Please reproduce the records verbatim, from their first line through the line that contains "287, 1267, 2520]", with both ends included.

Input |
* * * * * * * * *

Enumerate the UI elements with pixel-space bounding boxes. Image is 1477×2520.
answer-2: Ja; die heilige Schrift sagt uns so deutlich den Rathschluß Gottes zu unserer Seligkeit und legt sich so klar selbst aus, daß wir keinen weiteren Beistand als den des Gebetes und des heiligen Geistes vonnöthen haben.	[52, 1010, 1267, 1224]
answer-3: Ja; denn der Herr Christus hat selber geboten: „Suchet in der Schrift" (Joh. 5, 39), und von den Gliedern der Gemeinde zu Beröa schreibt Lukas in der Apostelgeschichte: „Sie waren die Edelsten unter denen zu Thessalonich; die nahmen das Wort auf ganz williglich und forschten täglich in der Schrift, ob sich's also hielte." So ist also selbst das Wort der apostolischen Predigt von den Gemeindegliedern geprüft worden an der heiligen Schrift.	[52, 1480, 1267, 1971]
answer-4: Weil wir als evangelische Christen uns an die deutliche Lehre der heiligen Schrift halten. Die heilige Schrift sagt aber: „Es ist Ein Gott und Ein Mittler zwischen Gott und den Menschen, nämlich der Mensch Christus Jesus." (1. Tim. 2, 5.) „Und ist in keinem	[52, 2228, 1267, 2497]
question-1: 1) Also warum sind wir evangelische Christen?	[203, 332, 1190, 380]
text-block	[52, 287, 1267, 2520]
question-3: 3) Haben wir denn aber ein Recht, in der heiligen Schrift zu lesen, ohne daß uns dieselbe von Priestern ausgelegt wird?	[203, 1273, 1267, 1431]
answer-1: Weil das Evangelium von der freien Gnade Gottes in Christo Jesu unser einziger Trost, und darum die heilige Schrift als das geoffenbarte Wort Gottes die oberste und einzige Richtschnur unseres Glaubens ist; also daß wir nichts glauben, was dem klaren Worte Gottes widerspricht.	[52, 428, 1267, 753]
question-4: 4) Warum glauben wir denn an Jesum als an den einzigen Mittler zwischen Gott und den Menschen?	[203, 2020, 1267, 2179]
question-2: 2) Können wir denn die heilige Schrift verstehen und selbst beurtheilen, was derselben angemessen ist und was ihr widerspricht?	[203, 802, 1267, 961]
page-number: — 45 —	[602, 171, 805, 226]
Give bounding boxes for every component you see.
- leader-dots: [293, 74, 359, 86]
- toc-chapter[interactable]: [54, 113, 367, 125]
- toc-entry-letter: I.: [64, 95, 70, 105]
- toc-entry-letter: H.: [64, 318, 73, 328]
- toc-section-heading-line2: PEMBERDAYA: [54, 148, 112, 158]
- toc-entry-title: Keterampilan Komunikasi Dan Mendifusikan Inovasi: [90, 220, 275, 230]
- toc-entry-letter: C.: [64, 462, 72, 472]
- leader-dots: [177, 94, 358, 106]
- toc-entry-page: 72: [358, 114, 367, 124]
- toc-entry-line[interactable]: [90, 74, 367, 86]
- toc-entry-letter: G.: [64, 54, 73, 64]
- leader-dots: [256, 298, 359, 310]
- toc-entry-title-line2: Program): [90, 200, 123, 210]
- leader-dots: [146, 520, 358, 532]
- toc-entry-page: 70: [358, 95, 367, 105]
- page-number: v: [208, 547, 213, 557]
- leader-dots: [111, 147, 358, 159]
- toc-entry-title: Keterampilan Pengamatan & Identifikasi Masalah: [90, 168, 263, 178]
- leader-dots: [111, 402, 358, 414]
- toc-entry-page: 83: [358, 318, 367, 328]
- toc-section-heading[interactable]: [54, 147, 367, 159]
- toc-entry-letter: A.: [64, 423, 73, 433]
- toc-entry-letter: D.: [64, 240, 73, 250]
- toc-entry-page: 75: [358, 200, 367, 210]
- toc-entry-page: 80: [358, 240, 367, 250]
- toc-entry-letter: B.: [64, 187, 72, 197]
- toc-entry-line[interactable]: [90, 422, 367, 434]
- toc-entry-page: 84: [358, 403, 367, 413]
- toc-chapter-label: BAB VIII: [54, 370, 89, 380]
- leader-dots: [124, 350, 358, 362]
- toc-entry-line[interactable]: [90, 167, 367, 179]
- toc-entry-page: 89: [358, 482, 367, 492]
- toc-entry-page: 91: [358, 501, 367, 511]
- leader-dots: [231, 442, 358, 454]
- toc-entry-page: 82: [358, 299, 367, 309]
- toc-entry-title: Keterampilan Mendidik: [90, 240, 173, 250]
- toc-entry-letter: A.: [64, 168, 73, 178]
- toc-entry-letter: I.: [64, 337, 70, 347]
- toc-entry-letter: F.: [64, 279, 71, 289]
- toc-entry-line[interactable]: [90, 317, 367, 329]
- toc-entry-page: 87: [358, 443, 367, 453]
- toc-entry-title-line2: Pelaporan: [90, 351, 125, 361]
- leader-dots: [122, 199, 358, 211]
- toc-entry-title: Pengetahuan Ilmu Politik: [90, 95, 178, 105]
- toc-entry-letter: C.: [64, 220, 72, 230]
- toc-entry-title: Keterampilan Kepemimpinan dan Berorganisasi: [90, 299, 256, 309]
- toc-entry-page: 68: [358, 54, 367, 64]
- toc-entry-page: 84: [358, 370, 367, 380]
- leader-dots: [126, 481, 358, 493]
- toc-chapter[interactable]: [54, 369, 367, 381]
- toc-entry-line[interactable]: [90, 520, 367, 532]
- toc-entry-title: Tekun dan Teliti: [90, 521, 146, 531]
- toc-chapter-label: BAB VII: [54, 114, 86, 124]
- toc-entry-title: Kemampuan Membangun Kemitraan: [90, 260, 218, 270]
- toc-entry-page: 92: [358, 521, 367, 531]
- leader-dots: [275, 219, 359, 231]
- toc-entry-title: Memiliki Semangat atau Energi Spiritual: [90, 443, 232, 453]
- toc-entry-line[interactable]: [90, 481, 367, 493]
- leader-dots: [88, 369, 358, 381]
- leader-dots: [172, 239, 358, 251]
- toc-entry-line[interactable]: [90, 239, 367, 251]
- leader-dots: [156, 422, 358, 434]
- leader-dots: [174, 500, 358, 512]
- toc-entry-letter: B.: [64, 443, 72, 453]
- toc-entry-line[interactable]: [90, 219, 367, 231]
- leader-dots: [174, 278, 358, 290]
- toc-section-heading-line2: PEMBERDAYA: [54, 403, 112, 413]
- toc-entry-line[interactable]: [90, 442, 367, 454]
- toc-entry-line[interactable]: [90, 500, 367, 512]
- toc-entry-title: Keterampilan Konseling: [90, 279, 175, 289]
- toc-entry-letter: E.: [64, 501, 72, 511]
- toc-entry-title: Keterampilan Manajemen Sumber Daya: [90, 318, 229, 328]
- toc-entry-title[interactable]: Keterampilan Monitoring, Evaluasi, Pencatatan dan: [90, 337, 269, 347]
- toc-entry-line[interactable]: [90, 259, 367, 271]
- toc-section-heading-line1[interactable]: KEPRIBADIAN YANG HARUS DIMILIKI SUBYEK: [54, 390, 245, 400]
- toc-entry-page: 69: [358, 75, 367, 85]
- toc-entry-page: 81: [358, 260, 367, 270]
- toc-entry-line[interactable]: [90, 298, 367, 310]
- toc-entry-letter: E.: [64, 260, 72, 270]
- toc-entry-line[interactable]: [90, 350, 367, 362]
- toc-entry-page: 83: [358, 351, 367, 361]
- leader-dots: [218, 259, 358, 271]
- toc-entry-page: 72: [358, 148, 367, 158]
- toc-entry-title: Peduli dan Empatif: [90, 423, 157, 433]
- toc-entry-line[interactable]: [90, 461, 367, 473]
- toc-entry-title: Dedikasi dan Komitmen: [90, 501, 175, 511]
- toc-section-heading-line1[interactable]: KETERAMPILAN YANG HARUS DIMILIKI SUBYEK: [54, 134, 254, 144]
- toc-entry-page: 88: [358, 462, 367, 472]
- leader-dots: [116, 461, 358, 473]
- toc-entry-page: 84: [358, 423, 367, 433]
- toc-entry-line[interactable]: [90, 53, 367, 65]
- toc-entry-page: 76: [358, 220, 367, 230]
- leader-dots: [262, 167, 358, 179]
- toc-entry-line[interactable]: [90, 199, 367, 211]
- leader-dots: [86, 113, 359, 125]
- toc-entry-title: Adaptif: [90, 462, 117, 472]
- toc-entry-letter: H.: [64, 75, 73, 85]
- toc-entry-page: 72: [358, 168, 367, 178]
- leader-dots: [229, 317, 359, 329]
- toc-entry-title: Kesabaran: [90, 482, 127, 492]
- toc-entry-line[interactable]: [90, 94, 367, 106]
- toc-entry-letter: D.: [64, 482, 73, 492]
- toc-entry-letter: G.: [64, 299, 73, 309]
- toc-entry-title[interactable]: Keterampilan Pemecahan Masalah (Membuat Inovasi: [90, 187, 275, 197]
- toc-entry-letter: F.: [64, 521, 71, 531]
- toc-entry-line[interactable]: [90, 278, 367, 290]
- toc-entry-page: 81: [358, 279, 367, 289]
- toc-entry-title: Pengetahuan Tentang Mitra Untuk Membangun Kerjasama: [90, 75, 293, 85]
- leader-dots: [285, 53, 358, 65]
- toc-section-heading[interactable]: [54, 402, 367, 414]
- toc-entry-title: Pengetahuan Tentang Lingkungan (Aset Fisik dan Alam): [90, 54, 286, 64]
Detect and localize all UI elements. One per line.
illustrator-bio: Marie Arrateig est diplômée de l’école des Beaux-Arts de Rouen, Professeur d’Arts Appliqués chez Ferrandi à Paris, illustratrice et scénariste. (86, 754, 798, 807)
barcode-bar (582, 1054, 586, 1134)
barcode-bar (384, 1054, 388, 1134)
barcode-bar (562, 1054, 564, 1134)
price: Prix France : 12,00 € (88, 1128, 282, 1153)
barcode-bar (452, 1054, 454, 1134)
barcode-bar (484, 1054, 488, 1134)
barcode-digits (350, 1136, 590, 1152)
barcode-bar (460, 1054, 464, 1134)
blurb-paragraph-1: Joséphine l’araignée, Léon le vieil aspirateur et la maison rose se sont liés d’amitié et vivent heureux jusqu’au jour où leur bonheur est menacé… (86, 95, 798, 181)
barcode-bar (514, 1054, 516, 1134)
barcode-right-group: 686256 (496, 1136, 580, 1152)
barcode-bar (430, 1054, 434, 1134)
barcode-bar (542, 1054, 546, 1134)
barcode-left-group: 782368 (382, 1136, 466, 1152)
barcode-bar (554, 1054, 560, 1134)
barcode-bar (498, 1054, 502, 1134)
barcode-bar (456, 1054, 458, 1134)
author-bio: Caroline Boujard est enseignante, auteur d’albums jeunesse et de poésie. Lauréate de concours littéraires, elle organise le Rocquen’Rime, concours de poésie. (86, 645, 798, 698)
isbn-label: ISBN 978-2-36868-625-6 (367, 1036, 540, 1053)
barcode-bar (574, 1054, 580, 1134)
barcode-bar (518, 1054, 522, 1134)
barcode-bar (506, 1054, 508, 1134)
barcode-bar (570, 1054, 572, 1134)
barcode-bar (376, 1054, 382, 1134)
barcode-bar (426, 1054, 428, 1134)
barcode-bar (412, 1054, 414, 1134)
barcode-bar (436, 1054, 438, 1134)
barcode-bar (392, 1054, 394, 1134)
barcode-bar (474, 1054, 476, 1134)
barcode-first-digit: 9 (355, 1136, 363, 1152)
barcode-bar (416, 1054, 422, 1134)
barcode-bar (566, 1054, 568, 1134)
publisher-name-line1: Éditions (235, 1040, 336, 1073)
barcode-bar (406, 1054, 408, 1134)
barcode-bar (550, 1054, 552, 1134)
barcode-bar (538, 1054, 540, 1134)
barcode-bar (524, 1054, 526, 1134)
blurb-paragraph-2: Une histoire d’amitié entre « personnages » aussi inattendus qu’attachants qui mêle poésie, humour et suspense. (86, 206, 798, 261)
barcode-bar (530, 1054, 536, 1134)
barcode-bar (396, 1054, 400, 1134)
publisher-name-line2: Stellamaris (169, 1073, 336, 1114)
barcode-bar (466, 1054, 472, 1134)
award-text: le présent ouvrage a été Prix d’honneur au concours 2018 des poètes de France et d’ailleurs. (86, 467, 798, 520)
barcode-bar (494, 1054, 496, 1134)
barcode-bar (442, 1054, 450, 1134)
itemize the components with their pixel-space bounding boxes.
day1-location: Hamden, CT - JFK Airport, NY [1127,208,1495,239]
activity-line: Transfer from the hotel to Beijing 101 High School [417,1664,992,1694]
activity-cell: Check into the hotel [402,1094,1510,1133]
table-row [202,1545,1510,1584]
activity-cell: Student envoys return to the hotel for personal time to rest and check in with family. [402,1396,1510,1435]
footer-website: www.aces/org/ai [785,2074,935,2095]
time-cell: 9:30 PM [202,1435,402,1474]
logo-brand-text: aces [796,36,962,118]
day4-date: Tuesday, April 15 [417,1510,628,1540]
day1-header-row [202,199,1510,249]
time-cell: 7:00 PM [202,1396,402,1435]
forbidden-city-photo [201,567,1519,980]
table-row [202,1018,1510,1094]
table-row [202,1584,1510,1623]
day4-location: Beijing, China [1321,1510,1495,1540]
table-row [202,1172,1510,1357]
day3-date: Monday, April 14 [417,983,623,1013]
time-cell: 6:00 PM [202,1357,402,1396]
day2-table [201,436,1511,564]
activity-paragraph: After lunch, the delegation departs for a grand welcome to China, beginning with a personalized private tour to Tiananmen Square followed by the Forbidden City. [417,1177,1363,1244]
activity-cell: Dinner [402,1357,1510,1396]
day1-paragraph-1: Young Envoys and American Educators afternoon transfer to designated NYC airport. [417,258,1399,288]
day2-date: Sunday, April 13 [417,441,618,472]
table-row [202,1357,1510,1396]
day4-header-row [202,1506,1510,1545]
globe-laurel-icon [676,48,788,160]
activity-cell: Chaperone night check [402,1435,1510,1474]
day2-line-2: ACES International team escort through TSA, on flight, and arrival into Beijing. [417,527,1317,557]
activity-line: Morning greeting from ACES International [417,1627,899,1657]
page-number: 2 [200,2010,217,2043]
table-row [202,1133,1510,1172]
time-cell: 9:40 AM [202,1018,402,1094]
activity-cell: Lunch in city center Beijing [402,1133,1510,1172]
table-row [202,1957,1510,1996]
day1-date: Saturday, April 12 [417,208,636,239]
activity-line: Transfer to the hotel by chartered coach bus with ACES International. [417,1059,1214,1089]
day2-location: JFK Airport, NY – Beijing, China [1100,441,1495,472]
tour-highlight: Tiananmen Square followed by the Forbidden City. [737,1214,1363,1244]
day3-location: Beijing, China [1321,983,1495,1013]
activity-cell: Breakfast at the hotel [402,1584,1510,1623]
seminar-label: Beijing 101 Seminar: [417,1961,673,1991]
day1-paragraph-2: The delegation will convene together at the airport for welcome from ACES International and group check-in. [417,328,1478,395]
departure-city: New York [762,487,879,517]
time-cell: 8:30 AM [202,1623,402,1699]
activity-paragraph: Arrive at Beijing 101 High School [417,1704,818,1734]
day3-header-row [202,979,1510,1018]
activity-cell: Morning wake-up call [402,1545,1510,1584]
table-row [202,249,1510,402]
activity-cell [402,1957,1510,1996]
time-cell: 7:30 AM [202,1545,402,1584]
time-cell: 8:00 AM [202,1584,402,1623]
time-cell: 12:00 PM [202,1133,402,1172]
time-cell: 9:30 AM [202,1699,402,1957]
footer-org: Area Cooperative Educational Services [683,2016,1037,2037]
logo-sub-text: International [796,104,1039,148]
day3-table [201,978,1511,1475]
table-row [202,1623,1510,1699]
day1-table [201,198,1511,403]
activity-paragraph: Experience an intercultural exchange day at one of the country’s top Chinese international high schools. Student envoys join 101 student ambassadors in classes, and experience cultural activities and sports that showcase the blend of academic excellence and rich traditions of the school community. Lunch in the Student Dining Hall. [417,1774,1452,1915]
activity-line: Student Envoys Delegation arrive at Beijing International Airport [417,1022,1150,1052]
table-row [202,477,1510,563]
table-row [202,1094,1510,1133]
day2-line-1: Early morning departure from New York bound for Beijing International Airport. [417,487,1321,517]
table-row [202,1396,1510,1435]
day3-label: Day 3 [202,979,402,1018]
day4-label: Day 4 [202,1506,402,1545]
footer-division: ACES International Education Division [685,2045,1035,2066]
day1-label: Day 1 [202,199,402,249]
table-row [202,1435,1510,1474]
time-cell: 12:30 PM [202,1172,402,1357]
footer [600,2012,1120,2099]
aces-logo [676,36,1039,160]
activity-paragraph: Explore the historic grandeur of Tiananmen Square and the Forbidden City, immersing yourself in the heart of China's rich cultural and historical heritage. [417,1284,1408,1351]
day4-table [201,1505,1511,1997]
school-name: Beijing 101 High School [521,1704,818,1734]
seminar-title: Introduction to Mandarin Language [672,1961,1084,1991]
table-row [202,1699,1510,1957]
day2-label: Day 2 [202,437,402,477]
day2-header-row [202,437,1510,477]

* * * * * * * * *

Reply to the task |
Enumerate the UI elements with pixel-space bounding boxes. Image is 1477×2520.
answer-2: Ja; die heilige Schrift sagt uns so deutlich den Rathschluß Gottes zu unserer Seligkeit und legt sich so klar selbst aus, daß wir keinen weiteren Beistand als den des Gebetes und des heiligen Geistes vonnöthen haben.	[52, 1010, 1267, 1224]
answer-3: Ja; denn der Herr Christus hat selber geboten: „Suchet in der Schrift" (Joh. 5, 39), und von den Gliedern der Gemeinde zu Beröa schreibt Lukas in der Apostelgeschichte: „Sie waren die Edelsten unter denen zu Thessalonich; die nahmen das Wort auf ganz williglich und forschten täglich in der Schrift, ob sich's also hielte." So ist also selbst das Wort der apostolischen Predigt von den Gemeindegliedern geprüft worden an der heiligen Schrift.	[52, 1480, 1267, 1971]
answer-4: Weil wir als evangelische Christen uns an die deutliche Lehre der heiligen Schrift halten. Die heilige Schrift sagt aber: „Es ist Ein Gott und Ein Mittler zwischen Gott und den Menschen, nämlich der Mensch Christus Jesus." (1. Tim. 2, 5.) „Und ist in keinem	[52, 2228, 1267, 2497]
question-1: 1) Also warum sind wir evangelische Christen?	[203, 332, 1190, 380]
text-block	[52, 287, 1267, 2520]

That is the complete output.